■ **EXCERPTED DATA**
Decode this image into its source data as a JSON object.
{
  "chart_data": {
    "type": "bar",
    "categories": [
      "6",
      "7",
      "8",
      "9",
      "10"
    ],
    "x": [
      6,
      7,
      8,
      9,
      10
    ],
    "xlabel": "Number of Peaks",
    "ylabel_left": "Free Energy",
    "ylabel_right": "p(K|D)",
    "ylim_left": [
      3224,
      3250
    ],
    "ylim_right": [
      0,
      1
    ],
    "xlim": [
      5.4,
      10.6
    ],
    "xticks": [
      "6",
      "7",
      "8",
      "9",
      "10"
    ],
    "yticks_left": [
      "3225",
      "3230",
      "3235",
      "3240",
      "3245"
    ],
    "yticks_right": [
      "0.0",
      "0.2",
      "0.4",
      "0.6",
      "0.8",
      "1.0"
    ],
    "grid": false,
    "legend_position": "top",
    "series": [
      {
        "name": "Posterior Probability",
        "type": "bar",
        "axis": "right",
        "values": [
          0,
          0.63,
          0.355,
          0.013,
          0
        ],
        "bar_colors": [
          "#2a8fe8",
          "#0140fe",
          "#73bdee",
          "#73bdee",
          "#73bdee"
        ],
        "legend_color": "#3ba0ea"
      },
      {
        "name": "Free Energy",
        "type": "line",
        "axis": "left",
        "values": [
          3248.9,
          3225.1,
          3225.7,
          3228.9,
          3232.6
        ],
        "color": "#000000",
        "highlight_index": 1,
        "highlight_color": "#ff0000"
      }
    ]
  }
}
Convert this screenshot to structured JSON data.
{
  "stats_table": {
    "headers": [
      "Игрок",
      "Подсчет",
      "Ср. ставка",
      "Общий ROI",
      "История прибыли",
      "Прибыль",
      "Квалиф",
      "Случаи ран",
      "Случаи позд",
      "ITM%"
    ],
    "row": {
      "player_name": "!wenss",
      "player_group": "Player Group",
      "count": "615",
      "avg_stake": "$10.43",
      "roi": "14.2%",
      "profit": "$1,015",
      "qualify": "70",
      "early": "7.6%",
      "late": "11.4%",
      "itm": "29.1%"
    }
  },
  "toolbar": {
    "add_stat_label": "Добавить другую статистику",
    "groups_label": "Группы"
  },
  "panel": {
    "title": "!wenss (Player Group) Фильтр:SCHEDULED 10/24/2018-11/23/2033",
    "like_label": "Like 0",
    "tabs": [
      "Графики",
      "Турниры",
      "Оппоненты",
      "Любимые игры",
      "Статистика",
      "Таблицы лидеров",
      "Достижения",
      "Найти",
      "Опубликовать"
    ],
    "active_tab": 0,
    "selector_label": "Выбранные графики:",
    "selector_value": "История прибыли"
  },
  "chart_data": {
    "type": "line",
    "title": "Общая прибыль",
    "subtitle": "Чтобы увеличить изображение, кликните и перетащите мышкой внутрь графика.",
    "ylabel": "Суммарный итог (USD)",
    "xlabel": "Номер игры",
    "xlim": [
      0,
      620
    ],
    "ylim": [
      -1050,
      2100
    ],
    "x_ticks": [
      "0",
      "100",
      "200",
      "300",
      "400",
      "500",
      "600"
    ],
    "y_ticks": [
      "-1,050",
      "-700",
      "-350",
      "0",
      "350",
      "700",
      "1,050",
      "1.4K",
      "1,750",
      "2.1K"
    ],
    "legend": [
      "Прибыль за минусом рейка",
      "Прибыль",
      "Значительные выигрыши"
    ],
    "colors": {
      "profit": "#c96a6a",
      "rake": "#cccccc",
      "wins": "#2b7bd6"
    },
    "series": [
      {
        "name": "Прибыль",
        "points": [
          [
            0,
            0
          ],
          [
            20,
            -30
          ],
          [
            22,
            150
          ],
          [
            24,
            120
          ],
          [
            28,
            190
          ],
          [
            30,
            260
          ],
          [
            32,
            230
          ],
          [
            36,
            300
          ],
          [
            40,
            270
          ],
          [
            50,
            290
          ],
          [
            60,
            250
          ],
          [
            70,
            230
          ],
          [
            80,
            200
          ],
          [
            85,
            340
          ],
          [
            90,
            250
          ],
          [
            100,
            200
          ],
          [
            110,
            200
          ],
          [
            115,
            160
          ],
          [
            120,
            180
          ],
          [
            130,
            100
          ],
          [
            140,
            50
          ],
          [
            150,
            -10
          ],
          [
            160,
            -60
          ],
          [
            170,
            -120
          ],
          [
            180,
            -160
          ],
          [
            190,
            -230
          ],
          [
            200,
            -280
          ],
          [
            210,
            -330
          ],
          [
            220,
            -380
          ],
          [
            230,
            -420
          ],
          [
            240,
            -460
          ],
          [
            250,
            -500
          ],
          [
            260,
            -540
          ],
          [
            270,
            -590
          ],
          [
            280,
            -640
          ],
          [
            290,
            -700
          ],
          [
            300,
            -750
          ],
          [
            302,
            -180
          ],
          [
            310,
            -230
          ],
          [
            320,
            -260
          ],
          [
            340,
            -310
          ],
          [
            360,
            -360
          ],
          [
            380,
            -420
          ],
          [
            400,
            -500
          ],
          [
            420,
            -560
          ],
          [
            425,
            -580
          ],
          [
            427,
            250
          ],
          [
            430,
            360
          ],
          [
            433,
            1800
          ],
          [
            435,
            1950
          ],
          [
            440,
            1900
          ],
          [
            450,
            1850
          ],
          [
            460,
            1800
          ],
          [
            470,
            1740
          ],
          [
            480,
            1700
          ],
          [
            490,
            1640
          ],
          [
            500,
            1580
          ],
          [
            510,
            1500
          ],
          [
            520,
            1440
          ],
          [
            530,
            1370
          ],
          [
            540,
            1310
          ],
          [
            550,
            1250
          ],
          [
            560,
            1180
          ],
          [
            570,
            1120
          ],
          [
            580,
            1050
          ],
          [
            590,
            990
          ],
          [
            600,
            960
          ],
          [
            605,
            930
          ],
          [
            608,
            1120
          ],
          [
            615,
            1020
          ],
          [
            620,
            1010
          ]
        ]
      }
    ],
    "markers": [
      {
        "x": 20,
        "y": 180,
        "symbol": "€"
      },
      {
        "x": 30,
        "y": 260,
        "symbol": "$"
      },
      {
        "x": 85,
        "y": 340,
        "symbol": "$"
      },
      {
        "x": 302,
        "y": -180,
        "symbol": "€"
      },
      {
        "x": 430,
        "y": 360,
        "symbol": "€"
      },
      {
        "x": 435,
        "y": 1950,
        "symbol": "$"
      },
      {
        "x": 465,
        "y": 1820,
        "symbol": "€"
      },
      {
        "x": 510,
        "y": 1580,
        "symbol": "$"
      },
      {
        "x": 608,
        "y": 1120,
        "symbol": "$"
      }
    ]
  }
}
--
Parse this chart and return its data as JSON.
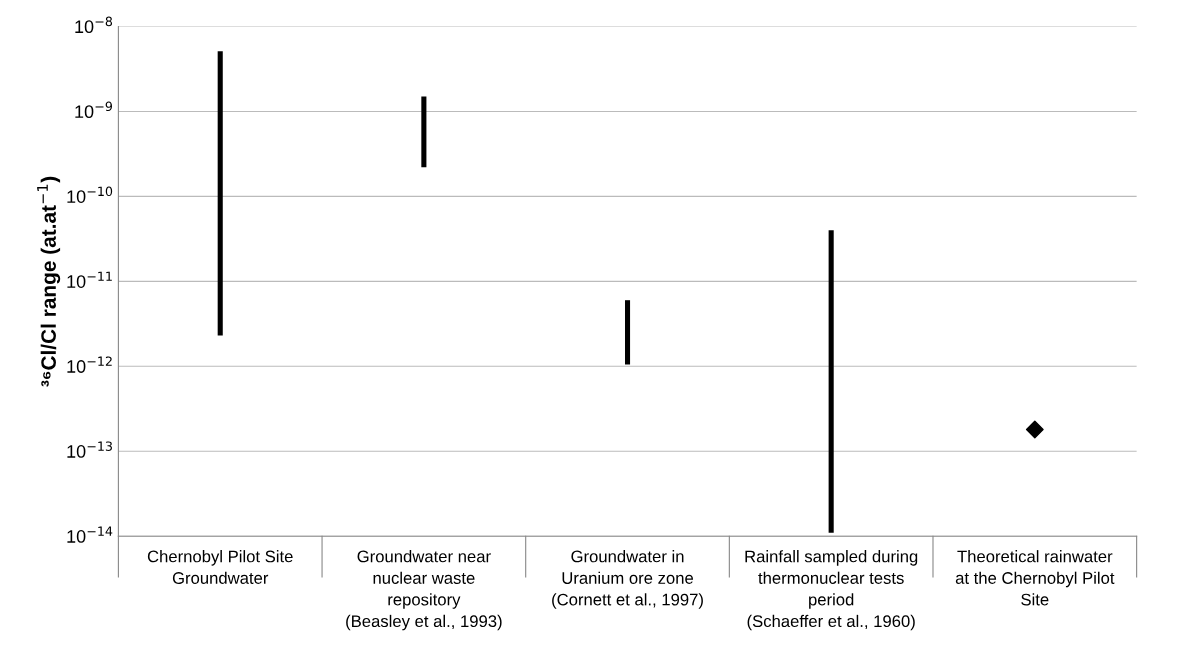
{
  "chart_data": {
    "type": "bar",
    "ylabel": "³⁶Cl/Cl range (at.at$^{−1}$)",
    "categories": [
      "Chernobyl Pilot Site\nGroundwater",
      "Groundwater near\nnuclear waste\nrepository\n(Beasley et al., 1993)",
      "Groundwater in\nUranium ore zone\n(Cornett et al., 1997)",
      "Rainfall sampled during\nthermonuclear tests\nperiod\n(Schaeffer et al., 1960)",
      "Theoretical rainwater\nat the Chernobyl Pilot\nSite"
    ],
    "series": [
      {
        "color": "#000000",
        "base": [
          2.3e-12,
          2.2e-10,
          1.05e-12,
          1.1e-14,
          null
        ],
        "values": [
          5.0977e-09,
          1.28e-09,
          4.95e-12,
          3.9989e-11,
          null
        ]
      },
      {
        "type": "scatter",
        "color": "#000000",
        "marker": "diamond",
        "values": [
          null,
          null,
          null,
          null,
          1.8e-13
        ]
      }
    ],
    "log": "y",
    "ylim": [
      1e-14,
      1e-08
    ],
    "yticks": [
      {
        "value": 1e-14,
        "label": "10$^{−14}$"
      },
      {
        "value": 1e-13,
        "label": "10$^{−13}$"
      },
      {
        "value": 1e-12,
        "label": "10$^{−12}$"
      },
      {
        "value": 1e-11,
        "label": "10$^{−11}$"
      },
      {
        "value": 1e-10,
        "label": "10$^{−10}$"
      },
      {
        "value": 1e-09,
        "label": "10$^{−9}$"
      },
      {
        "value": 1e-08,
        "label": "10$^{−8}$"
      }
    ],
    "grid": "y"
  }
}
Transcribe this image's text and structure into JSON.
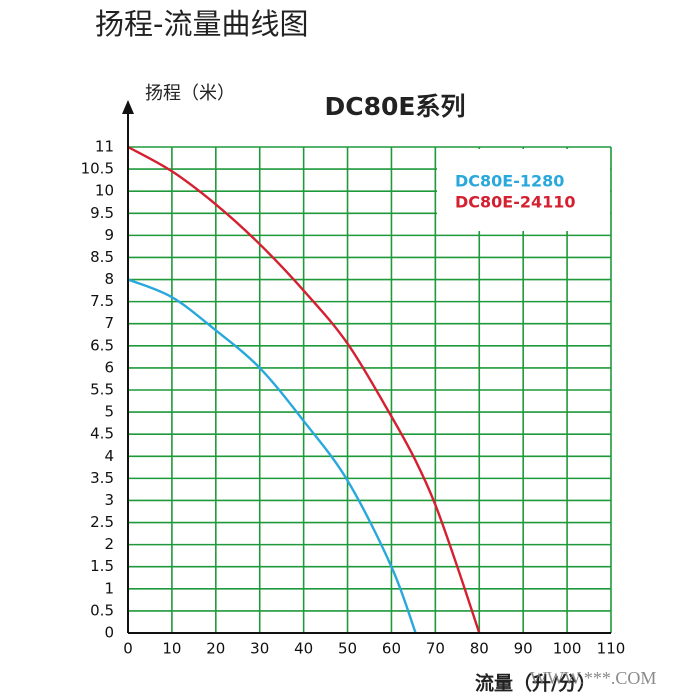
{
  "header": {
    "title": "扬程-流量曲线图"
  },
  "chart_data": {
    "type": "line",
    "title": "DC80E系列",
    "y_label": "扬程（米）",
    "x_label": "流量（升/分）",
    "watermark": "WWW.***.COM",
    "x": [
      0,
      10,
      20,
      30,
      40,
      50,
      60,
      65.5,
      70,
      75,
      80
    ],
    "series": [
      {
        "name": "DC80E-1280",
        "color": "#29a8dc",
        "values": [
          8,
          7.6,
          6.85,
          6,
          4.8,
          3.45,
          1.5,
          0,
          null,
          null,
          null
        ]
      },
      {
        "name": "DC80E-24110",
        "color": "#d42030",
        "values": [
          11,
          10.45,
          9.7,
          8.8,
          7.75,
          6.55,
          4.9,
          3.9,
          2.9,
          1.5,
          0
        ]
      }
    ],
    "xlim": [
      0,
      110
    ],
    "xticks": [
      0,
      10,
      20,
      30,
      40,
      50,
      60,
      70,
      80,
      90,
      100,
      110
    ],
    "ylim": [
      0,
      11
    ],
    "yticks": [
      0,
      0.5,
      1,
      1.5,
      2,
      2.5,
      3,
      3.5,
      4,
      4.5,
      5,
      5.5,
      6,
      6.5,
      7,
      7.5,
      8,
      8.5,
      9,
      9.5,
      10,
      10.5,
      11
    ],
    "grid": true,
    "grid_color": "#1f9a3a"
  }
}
--
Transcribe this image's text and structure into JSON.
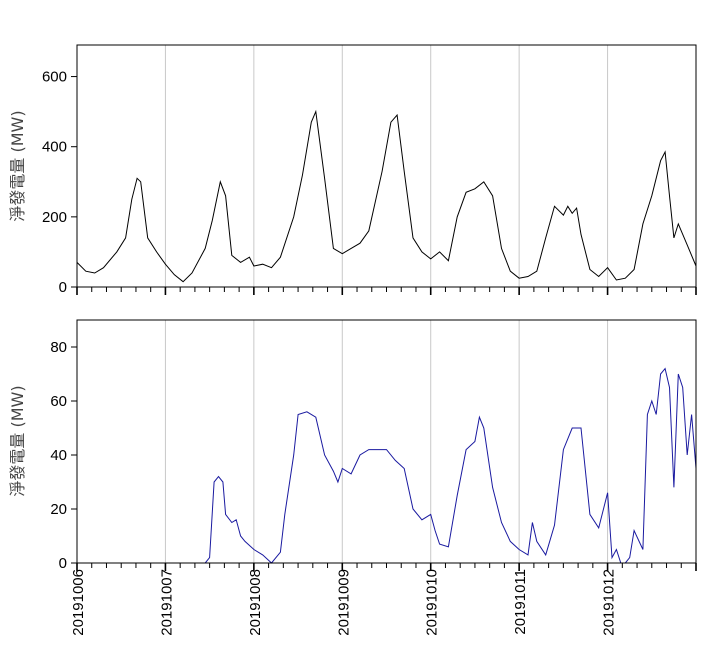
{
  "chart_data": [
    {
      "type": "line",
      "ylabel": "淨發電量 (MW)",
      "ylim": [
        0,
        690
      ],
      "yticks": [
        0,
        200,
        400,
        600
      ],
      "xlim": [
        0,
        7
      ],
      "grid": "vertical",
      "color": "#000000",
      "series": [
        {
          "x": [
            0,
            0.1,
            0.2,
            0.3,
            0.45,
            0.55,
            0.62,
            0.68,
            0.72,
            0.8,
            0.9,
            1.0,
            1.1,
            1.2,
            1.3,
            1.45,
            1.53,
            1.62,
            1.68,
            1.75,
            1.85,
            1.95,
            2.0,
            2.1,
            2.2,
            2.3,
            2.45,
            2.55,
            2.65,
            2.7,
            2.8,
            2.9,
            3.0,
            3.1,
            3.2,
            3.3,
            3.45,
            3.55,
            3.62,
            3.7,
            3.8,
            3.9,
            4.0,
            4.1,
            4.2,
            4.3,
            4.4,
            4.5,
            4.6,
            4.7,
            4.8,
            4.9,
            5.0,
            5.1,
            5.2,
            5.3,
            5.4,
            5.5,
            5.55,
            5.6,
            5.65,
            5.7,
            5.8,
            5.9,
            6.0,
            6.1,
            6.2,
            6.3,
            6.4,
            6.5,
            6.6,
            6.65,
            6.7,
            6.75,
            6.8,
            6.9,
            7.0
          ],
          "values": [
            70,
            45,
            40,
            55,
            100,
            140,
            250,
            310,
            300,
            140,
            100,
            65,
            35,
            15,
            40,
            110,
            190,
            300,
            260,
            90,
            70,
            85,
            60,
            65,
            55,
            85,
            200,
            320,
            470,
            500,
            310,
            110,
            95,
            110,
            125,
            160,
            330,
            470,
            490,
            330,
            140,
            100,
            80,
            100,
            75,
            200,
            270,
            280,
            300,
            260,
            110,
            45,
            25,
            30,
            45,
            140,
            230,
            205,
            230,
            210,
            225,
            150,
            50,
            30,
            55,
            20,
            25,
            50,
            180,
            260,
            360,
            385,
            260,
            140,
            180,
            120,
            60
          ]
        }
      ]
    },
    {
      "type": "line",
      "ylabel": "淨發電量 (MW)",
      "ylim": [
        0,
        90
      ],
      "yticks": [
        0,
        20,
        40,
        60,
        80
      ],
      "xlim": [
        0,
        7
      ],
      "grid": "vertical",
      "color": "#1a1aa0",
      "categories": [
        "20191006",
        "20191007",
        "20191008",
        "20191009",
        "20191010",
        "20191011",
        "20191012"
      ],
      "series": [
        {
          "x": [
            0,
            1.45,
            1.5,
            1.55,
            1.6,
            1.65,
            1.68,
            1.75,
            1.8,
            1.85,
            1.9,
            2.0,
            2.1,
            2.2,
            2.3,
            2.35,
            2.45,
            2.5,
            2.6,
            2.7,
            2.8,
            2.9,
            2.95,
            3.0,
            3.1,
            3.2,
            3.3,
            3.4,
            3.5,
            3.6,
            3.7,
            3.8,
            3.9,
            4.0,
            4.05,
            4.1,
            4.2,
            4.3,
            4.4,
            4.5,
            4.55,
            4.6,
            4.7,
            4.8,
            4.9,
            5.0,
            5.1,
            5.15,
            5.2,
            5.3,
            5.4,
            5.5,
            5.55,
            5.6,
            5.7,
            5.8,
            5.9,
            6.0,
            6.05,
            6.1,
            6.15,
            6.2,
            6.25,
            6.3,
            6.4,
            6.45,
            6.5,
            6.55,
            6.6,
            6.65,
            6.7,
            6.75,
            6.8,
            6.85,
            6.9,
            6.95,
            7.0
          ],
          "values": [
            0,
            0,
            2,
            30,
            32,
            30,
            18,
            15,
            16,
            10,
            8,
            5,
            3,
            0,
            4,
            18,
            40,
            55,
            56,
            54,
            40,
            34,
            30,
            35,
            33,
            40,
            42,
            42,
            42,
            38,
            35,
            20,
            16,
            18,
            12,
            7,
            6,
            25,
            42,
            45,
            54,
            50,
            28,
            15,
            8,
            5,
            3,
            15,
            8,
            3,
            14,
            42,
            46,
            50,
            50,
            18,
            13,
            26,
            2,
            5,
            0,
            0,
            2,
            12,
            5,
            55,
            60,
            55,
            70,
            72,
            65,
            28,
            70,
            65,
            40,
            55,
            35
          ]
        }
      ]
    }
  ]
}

■ **TASK STATEMENT**
Check every line of the data above for the string "wenss", and copy those that have it.

■ **SOLUTION TO THE PROBLEM**
      "player_name": "!wenss",
    "title": "!wenss (Player Group) Фильтр:SCHEDULED 10/24/2018-11/23/2033",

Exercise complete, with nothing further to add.